**EXERCISE AIM:** Extract every line where the string "FALSE" appears.

**MATERIAL SUPPLIED:**
# # #
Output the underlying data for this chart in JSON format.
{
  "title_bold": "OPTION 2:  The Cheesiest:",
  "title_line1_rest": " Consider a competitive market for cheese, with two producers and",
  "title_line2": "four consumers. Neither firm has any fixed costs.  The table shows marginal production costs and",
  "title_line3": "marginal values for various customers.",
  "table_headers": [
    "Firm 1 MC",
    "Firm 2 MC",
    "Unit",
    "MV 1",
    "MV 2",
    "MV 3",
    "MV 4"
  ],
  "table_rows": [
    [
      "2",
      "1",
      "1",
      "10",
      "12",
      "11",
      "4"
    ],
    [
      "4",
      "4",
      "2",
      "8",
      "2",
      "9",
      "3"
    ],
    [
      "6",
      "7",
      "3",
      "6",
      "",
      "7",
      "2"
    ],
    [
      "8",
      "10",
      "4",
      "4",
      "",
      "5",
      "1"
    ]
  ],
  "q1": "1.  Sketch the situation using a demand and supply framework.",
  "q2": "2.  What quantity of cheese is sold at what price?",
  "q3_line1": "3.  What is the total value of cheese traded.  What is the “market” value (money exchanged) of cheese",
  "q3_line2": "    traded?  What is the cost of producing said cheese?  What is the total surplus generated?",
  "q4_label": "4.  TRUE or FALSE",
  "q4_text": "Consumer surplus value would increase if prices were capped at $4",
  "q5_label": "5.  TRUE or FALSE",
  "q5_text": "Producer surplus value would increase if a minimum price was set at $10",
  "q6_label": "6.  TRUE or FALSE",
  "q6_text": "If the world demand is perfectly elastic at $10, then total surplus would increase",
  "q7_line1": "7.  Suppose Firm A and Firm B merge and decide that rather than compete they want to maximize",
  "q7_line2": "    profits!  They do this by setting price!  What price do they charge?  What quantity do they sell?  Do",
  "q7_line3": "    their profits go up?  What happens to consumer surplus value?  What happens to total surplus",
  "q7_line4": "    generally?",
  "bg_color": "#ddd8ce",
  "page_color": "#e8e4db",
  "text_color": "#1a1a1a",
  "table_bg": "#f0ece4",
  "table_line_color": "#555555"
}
# # #
**WRITTEN SOLUTION:**
  "q4_label": "4.  TRUE or FALSE",
  "q5_label": "5.  TRUE or FALSE",
  "q6_label": "6.  TRUE or FALSE",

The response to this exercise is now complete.